Dataset records:
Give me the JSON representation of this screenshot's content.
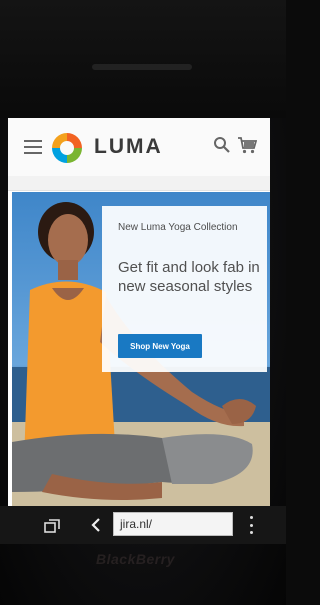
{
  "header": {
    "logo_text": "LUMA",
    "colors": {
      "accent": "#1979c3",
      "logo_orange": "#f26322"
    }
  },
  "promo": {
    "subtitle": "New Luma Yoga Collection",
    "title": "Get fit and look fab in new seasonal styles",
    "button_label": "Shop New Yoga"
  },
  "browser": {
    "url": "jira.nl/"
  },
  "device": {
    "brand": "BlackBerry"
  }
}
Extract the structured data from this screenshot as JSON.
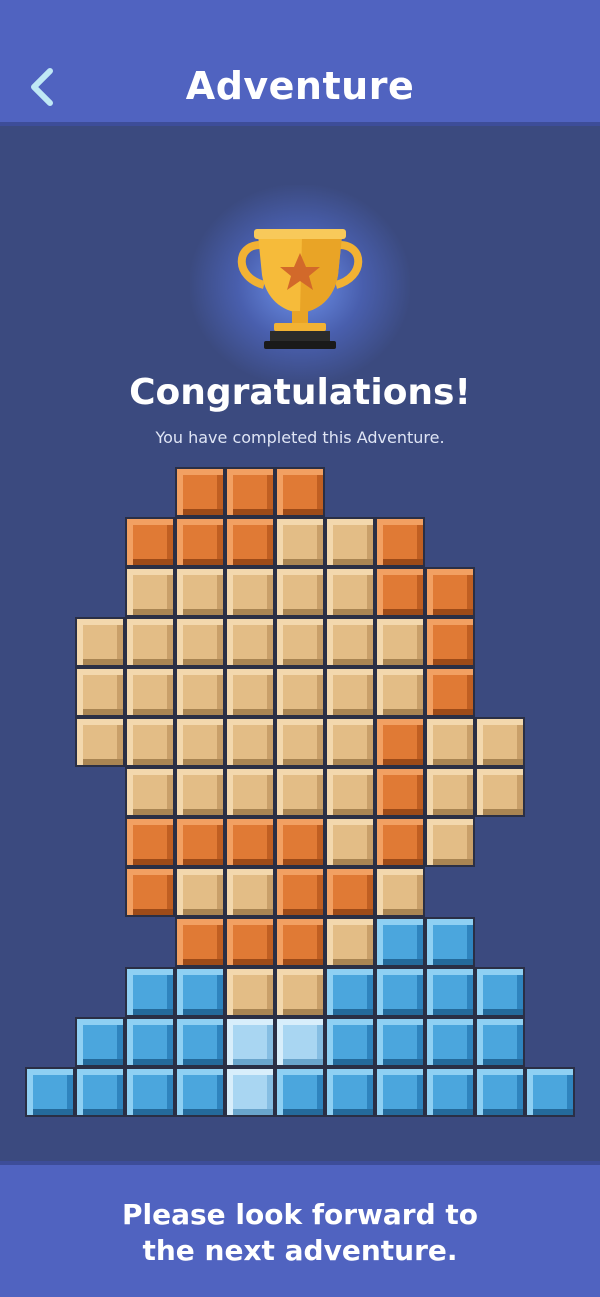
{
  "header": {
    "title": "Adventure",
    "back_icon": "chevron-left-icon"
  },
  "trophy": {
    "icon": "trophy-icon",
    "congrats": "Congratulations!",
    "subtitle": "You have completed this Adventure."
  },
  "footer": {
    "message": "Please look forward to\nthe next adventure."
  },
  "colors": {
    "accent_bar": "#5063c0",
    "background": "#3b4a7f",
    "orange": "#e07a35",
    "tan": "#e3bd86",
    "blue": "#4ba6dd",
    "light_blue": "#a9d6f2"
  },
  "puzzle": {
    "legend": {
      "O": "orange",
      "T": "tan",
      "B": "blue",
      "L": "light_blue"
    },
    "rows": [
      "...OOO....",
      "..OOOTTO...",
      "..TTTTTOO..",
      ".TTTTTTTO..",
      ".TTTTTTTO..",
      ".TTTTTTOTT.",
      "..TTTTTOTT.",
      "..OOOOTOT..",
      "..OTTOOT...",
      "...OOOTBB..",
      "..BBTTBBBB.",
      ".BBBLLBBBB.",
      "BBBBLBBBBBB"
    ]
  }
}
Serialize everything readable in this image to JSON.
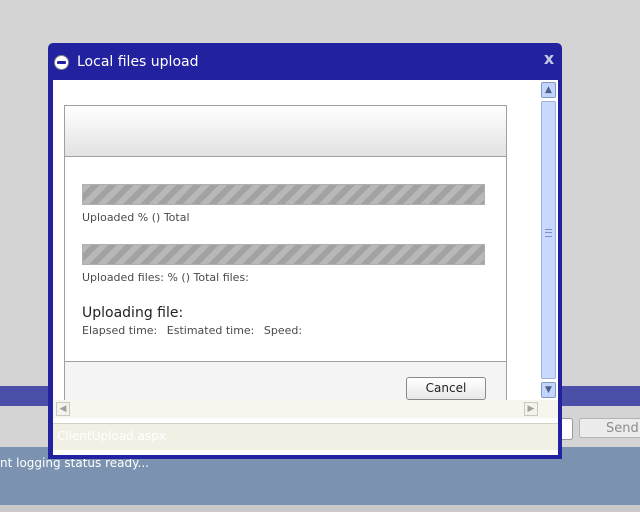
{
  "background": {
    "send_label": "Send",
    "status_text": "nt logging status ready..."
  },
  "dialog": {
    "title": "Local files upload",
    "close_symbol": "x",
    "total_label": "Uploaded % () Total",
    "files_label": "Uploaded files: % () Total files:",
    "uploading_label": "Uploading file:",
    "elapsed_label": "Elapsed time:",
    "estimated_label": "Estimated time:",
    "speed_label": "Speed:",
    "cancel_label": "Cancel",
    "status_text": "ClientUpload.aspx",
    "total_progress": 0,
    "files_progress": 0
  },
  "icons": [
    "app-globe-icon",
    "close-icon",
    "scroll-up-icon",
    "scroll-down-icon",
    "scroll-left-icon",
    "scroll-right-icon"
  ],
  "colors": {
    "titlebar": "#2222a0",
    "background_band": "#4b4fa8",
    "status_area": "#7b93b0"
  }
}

STATED EXERCISE: Write out every line of the listing that holds the word "time".

COMPLETE RESPONSE:
    "elapsed_label": "Elapsed time:",
    "estimated_label": "Estimated time:",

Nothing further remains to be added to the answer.